TASK GOAL: Write only the number of lines holding the string "생산능력".

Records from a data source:
'''
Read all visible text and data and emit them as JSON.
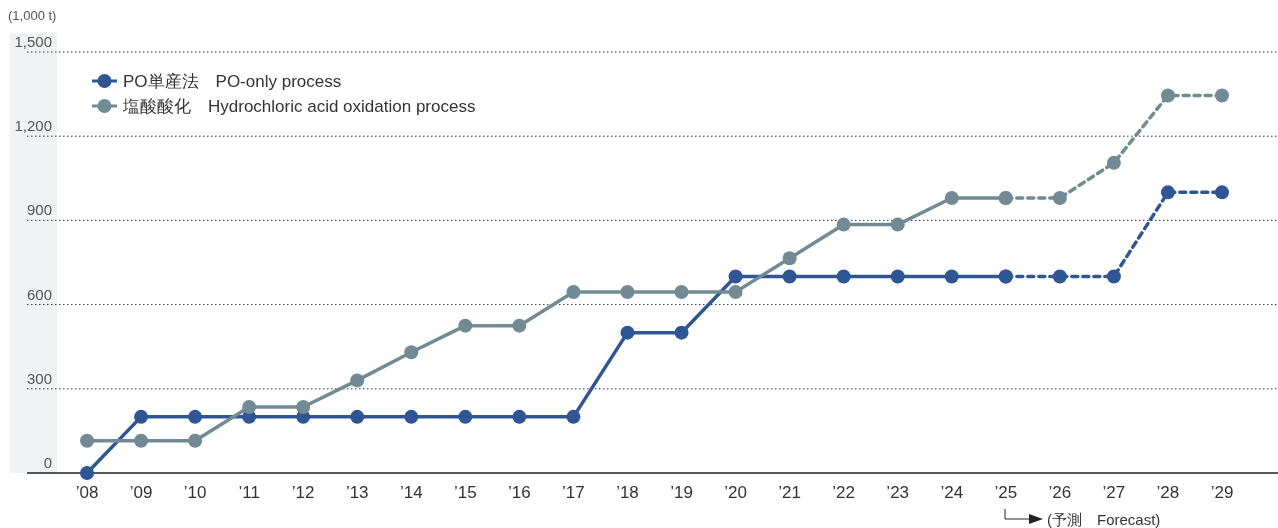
{
  "chart_data": {
    "type": "line",
    "categories": [
      "’08",
      "’09",
      "’10",
      "’11",
      "’12",
      "’13",
      "’14",
      "’15",
      "’16",
      "’17",
      "’18",
      "’19",
      "’20",
      "’21",
      "’22",
      "’23",
      "’24",
      "’25",
      "’26",
      "’27",
      "’28",
      "’29"
    ],
    "series": [
      {
        "name": "PO単産法　PO-only process",
        "color": "#2f5592",
        "line_style": "solid",
        "values": [
          0,
          200,
          200,
          200,
          200,
          200,
          200,
          200,
          200,
          200,
          500,
          500,
          700,
          700,
          700,
          700,
          700,
          700,
          null,
          null,
          null,
          null
        ]
      },
      {
        "name": "塩酸酸化　Hydrochloric acid oxidation process",
        "color": "#718a94",
        "line_style": "solid",
        "values": [
          115,
          115,
          115,
          235,
          235,
          330,
          430,
          525,
          525,
          645,
          645,
          645,
          645,
          765,
          885,
          885,
          980,
          980,
          null,
          null,
          null,
          null
        ]
      },
      {
        "color": "#2f5592",
        "line_style": "dashed",
        "values": [
          null,
          null,
          null,
          null,
          null,
          null,
          null,
          null,
          null,
          null,
          null,
          null,
          null,
          null,
          null,
          null,
          null,
          700,
          700,
          700,
          1000,
          1000
        ]
      },
      {
        "color": "#718a94",
        "line_style": "dashed",
        "values": [
          null,
          null,
          null,
          null,
          null,
          null,
          null,
          null,
          null,
          null,
          null,
          null,
          null,
          null,
          null,
          null,
          null,
          980,
          980,
          1105,
          1345,
          1345
        ]
      }
    ],
    "ylabel": "(1,000 t)",
    "ylim": [
      0,
      1500
    ],
    "yticks": [
      0,
      {
        "value": 300,
        "label": "300"
      },
      {
        "value": 600,
        "label": "600"
      },
      {
        "value": 900,
        "label": "900"
      },
      {
        "value": 1200,
        "label": "1,200"
      },
      {
        "value": 1500,
        "label": "1,500"
      }
    ],
    "grid": "y",
    "legend": "top left",
    "marker": "circle",
    "annotations": [
      "(予測　Forecast)"
    ]
  }
}
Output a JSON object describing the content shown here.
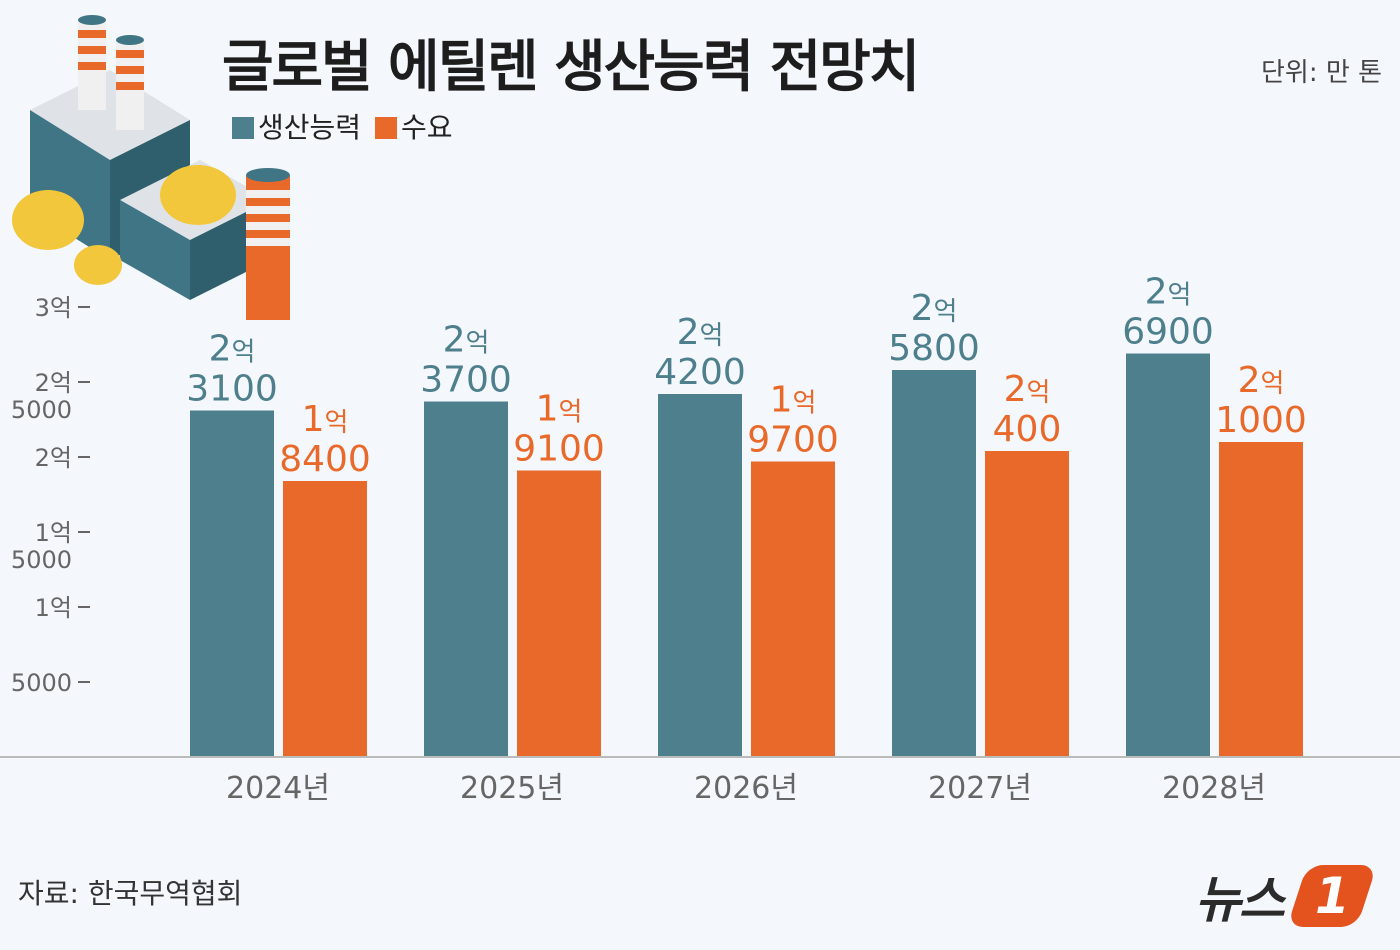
{
  "title": "글로벌 에틸렌 생산능력 전망치",
  "unit": "단위: 만 톤",
  "source": "자료: 한국무역협회",
  "logo": {
    "text": "뉴스",
    "badge": "1"
  },
  "colors": {
    "capacity": "#4e7f8c",
    "demand": "#e8692a",
    "background": "#f4f7fb"
  },
  "chart_data": {
    "type": "bar",
    "title": "글로벌 에틸렌 생산능력 전망치",
    "unit": "만 톤",
    "categories": [
      "2024년",
      "2025년",
      "2026년",
      "2027년",
      "2028년"
    ],
    "series": [
      {
        "name": "생산능력",
        "values": [
          23100,
          23700,
          24200,
          25800,
          26900
        ],
        "labels": [
          [
            "2억",
            "3100"
          ],
          [
            "2억",
            "3700"
          ],
          [
            "2억",
            "4200"
          ],
          [
            "2억",
            "5800"
          ],
          [
            "2억",
            "6900"
          ]
        ]
      },
      {
        "name": "수요",
        "values": [
          18400,
          19100,
          19700,
          20400,
          21000
        ],
        "labels": [
          [
            "1억",
            "8400"
          ],
          [
            "1억",
            "9100"
          ],
          [
            "1억",
            "9700"
          ],
          [
            "2억",
            "400"
          ],
          [
            "2억",
            "1000"
          ]
        ]
      }
    ],
    "yticks": [
      {
        "value": 30000,
        "label": [
          "3억"
        ]
      },
      {
        "value": 25000,
        "label": [
          "2억",
          "5000"
        ]
      },
      {
        "value": 20000,
        "label": [
          "2억"
        ]
      },
      {
        "value": 15000,
        "label": [
          "1억",
          "5000"
        ]
      },
      {
        "value": 10000,
        "label": [
          "1억"
        ]
      },
      {
        "value": 5000,
        "label": [
          "5000"
        ]
      }
    ],
    "ylim": [
      0,
      30000
    ],
    "legend": "top-left"
  }
}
'''
THE RESULT: 3